= EXERCISE =
Omit the pictures and output every entry below exactly as written.

□ □ □ □ □ □ □

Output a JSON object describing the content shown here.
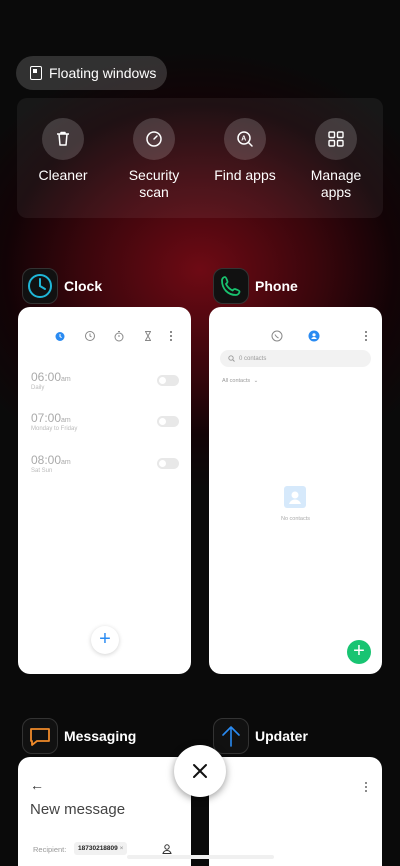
{
  "floating_windows": {
    "label": "Floating windows",
    "icon": "floating-window-icon"
  },
  "tools": [
    {
      "label_line1": "Cleaner",
      "label_line2": "",
      "icon": "trash-icon"
    },
    {
      "label_line1": "Security",
      "label_line2": "scan",
      "icon": "security-scan-icon"
    },
    {
      "label_line1": "Find apps",
      "label_line2": "",
      "icon": "find-apps-icon"
    },
    {
      "label_line1": "Manage",
      "label_line2": "apps",
      "icon": "grid-icon"
    }
  ],
  "apps": {
    "clock": {
      "name": "Clock",
      "accent": "#2a8bf2",
      "alarms": [
        {
          "time": "06:00",
          "ampm": "am",
          "repeat": "Daily"
        },
        {
          "time": "07:00",
          "ampm": "am",
          "repeat": "Monday to Friday"
        },
        {
          "time": "08:00",
          "ampm": "am",
          "repeat": "Sat Sun"
        }
      ]
    },
    "phone": {
      "name": "Phone",
      "search_placeholder": "0 contacts",
      "filter": "All contacts",
      "empty": "No contacts",
      "fab_color": "#18c472"
    },
    "messaging": {
      "name": "Messaging",
      "title": "New message",
      "recipient_label": "Recipient:",
      "recipient_value": "18730218809"
    },
    "updater": {
      "name": "Updater"
    }
  },
  "close_icon": "close-icon"
}
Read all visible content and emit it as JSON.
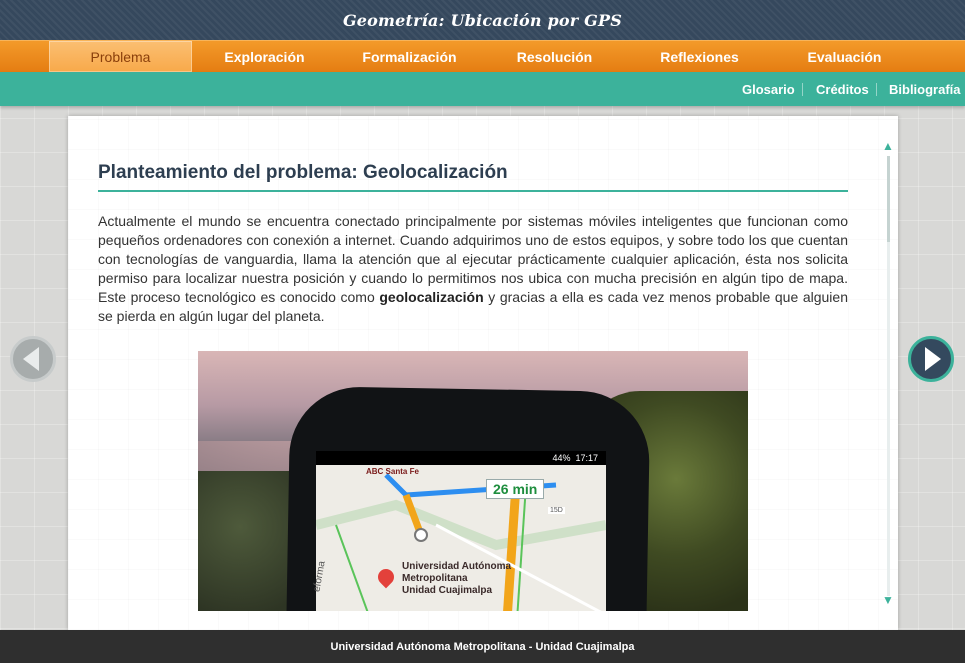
{
  "header": {
    "title": "Geometría: Ubicación por GPS"
  },
  "main_nav": {
    "tabs": [
      {
        "label": "Problema",
        "active": true
      },
      {
        "label": "Exploración",
        "active": false
      },
      {
        "label": "Formalización",
        "active": false
      },
      {
        "label": "Resolución",
        "active": false
      },
      {
        "label": "Reflexiones",
        "active": false
      },
      {
        "label": "Evaluación",
        "active": false
      }
    ]
  },
  "sub_nav": {
    "links": [
      {
        "label": "Glosario"
      },
      {
        "label": "Créditos"
      },
      {
        "label": "Bibliografía"
      }
    ]
  },
  "content": {
    "heading": "Planteamiento del problema: Geolocalización",
    "paragraph_before": "Actualmente el mundo se encuentra conectado principalmente por sistemas móviles inteligentes que funcionan como pequeños ordenadores con conexión a internet. Cuando adquirimos uno de estos equipos, y sobre todo los que cuentan con tecnologías de vanguardia, llama la atención que al ejecutar prácticamente cualquier aplicación, ésta nos solicita permiso para localizar nuestra posición y cuando lo permitimos nos ubica con mucha precisión en algún tipo de mapa. Este proceso tecnológico es conocido como",
    "paragraph_bold": "geolocalización",
    "paragraph_after": "y gracias a ella es cada vez menos probable que alguien se pierda en algún lugar del planeta.",
    "image": {
      "status_time": "17:17",
      "battery": "44%",
      "street_label": "ABC Santa Fe",
      "eta": "26 min",
      "route_badge": "15D",
      "map_place_line1": "Universidad Autónoma",
      "map_place_line2": "Metropolitana",
      "map_place_line3": "Unidad Cuajimalpa",
      "side_street": "eforma"
    }
  },
  "icons": {
    "prev": "arrow-left-icon",
    "next": "arrow-right-icon",
    "scroll_up": "scroll-up-icon",
    "scroll_down": "scroll-down-icon"
  },
  "colors": {
    "header_bg": "#35485d",
    "nav_orange": "#e57d12",
    "nav_active": "#f8a94a",
    "teal": "#3cb29b",
    "footer_bg": "#2f2f2f"
  },
  "footer": {
    "text": "Universidad Autónoma Metropolitana - Unidad Cuajimalpa"
  }
}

□ □ □ □ □ □ □

= WRITTEN ANSWER =
Output a JSON object describing the content shown here.
{
  "floating_windows": {
    "label": "Floating windows",
    "icon": "floating-window-icon"
  },
  "tools": [
    {
      "label_line1": "Cleaner",
      "label_line2": "",
      "icon": "trash-icon"
    },
    {
      "label_line1": "Security",
      "label_line2": "scan",
      "icon": "security-scan-icon"
    },
    {
      "label_line1": "Find apps",
      "label_line2": "",
      "icon": "find-apps-icon"
    },
    {
      "label_line1": "Manage",
      "label_line2": "apps",
      "icon": "grid-icon"
    }
  ],
  "apps": {
    "clock": {
      "name": "Clock",
      "accent": "#2a8bf2",
      "alarms": [
        {
          "time": "06:00",
          "ampm": "am",
          "repeat": "Daily"
        },
        {
          "time": "07:00",
          "ampm": "am",
          "repeat": "Monday to Friday"
        },
        {
          "time": "08:00",
          "ampm": "am",
          "repeat": "Sat Sun"
        }
      ]
    },
    "phone": {
      "name": "Phone",
      "search_placeholder": "0 contacts",
      "filter": "All contacts",
      "empty": "No contacts",
      "fab_color": "#18c472"
    },
    "messaging": {
      "name": "Messaging",
      "title": "New message",
      "recipient_label": "Recipient:",
      "recipient_value": "18730218809"
    },
    "updater": {
      "name": "Updater"
    }
  },
  "close_icon": "close-icon"
}
Read all visible content and emit it as JSON.
{
  "header": {
    "title": "Geometría: Ubicación por GPS"
  },
  "main_nav": {
    "tabs": [
      {
        "label": "Problema",
        "active": true
      },
      {
        "label": "Exploración",
        "active": false
      },
      {
        "label": "Formalización",
        "active": false
      },
      {
        "label": "Resolución",
        "active": false
      },
      {
        "label": "Reflexiones",
        "active": false
      },
      {
        "label": "Evaluación",
        "active": false
      }
    ]
  },
  "sub_nav": {
    "links": [
      {
        "label": "Glosario"
      },
      {
        "label": "Créditos"
      },
      {
        "label": "Bibliografía"
      }
    ]
  },
  "content": {
    "heading": "Planteamiento del problema: Geolocalización",
    "paragraph_before": "Actualmente el mundo se encuentra conectado principalmente por sistemas móviles inteligentes que funcionan como pequeños ordenadores con conexión a internet. Cuando adquirimos uno de estos equipos, y sobre todo los que cuentan con tecnologías de vanguardia, llama la atención que al ejecutar prácticamente cualquier aplicación, ésta nos solicita permiso para localizar nuestra posición y cuando lo permitimos nos ubica con mucha precisión en algún tipo de mapa. Este proceso tecnológico es conocido como",
    "paragraph_bold": "geolocalización",
    "paragraph_after": "y gracias a ella es cada vez menos probable que alguien se pierda en algún lugar del planeta.",
    "image": {
      "status_time": "17:17",
      "battery": "44%",
      "street_label": "ABC Santa Fe",
      "eta": "26 min",
      "route_badge": "15D",
      "map_place_line1": "Universidad Autónoma",
      "map_place_line2": "Metropolitana",
      "map_place_line3": "Unidad Cuajimalpa",
      "side_street": "eforma"
    }
  },
  "icons": {
    "prev": "arrow-left-icon",
    "next": "arrow-right-icon",
    "scroll_up": "scroll-up-icon",
    "scroll_down": "scroll-down-icon"
  },
  "colors": {
    "header_bg": "#35485d",
    "nav_orange": "#e57d12",
    "nav_active": "#f8a94a",
    "teal": "#3cb29b",
    "footer_bg": "#2f2f2f"
  },
  "footer": {
    "text": "Universidad Autónoma Metropolitana - Unidad Cuajimalpa"
  }
}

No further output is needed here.